%%

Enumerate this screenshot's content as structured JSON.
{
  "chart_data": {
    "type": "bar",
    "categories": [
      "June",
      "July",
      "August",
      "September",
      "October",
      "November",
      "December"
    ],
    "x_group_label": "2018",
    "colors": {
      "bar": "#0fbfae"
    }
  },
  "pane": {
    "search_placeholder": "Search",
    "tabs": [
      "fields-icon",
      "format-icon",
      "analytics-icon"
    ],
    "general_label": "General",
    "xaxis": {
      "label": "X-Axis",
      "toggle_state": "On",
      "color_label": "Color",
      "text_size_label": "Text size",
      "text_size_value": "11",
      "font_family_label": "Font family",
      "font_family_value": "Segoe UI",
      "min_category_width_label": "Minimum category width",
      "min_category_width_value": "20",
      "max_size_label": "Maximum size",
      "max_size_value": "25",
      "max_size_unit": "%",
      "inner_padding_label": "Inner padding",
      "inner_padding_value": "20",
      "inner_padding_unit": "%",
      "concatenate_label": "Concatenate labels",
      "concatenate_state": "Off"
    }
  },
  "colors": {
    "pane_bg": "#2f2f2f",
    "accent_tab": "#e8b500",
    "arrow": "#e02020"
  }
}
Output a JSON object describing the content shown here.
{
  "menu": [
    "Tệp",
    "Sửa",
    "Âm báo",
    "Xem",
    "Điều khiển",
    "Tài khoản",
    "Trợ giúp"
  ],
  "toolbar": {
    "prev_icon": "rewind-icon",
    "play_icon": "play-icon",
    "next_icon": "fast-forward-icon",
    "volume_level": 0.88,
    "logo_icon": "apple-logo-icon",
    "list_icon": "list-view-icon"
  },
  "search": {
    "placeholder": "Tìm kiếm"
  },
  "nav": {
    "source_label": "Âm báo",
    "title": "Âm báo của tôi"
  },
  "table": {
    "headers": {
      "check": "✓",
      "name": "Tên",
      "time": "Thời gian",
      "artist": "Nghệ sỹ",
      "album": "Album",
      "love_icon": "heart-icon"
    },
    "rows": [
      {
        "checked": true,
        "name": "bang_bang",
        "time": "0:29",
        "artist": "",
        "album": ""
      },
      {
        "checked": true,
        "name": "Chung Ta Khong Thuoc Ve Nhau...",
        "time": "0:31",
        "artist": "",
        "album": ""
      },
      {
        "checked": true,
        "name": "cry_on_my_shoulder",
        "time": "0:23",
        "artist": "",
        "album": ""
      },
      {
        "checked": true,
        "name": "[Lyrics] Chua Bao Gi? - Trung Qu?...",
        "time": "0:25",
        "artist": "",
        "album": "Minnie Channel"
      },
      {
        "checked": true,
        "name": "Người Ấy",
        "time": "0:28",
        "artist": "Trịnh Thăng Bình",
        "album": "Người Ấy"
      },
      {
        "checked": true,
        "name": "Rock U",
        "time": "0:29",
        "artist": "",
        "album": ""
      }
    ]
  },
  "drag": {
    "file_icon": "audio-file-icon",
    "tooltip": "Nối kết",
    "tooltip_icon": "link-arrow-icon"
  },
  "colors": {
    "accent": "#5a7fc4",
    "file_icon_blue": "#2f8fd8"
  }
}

%%

Which lines in the listing above hold the word "name"? Show each of them.

* [THE RESULT]
      "name": "Tên",
        "name": "bang_bang",
        "name": "Chung Ta Khong Thuoc Ve Nhau...",
        "name": "cry_on_my_shoulder",
        "name": "[Lyrics] Chua Bao Gi? - Trung Qu?...",
        "name": "Người Ấy",
        "name": "Rock U",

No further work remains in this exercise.